Challenge -
Which lines contain the word "JSON"? Return each of them as written.

──────

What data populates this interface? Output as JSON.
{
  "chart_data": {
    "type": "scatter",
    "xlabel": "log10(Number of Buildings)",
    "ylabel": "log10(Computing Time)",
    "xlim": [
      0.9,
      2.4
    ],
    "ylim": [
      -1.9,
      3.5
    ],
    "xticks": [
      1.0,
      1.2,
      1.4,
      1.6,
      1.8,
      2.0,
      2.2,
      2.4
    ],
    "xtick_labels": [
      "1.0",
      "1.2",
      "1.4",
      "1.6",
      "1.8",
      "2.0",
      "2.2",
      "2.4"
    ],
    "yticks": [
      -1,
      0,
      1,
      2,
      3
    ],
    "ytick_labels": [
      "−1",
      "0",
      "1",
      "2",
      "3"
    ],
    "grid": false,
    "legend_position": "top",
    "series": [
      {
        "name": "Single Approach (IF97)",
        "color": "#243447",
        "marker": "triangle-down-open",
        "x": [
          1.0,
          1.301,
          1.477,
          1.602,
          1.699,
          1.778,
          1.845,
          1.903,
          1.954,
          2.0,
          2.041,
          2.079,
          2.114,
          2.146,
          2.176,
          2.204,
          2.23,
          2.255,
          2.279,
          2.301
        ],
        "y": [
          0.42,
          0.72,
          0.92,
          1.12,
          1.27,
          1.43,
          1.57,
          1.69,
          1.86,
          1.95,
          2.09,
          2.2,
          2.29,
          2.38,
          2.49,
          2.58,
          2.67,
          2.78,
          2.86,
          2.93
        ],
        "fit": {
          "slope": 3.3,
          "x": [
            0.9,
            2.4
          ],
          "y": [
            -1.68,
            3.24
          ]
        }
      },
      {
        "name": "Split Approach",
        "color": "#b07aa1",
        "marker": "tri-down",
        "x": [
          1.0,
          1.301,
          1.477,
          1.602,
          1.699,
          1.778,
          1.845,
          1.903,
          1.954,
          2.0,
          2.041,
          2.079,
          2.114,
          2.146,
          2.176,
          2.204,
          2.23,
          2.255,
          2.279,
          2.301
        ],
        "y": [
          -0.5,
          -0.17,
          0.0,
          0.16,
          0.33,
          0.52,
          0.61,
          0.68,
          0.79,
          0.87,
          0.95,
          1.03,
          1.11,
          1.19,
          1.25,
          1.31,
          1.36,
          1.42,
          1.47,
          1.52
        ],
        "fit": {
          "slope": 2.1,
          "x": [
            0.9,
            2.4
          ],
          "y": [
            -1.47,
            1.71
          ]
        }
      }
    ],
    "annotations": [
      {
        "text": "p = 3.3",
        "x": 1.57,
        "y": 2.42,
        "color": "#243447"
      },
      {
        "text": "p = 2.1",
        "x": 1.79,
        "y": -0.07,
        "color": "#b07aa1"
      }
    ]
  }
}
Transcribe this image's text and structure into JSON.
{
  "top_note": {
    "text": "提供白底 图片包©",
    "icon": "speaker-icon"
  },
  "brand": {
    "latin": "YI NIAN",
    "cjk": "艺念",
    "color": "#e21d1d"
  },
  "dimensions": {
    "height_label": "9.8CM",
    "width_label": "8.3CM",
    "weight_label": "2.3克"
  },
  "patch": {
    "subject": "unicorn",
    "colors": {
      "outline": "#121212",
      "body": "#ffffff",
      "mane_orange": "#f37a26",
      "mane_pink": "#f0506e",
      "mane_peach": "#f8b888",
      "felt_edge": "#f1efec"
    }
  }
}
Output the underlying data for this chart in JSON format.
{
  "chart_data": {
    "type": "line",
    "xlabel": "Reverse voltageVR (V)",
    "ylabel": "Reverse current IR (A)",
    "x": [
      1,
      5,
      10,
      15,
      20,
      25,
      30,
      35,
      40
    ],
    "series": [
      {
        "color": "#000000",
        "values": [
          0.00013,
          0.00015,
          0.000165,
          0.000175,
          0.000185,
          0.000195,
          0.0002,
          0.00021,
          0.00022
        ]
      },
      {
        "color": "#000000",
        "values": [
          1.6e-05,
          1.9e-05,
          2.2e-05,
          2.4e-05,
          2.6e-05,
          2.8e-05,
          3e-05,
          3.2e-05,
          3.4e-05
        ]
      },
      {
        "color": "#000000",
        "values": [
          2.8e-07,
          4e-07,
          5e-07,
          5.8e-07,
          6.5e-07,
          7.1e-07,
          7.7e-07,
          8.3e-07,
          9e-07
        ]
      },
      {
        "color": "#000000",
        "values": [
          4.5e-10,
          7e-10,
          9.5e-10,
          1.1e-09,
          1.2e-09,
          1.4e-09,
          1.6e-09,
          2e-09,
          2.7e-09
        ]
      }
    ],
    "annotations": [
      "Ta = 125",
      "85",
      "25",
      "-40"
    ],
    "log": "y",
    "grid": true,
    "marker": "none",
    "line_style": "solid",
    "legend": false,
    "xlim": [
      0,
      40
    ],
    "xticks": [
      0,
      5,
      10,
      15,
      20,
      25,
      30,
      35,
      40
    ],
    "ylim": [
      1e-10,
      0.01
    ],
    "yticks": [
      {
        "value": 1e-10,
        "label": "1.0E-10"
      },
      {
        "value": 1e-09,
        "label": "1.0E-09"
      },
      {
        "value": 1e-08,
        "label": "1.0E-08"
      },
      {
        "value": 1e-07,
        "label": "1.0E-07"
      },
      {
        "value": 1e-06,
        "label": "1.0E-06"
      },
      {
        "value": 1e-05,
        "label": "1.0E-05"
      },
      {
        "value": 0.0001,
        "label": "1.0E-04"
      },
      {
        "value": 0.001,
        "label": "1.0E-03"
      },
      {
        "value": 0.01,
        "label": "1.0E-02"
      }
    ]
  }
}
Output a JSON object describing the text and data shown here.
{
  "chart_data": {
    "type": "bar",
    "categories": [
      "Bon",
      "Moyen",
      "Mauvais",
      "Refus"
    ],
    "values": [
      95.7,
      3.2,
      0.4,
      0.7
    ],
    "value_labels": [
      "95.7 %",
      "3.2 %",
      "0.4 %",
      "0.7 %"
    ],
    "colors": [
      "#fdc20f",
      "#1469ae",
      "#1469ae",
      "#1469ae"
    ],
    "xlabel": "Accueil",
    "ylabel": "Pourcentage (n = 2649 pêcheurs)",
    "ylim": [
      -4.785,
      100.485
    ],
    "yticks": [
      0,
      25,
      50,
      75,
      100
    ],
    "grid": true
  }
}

──────

Exercise solution -
What data populates this interface? Output as JSON.
Transcribe this image's text and structure into JSON.
Output the underlying data for this chart in JSON format.
Output a JSON object describing the text and data shown here.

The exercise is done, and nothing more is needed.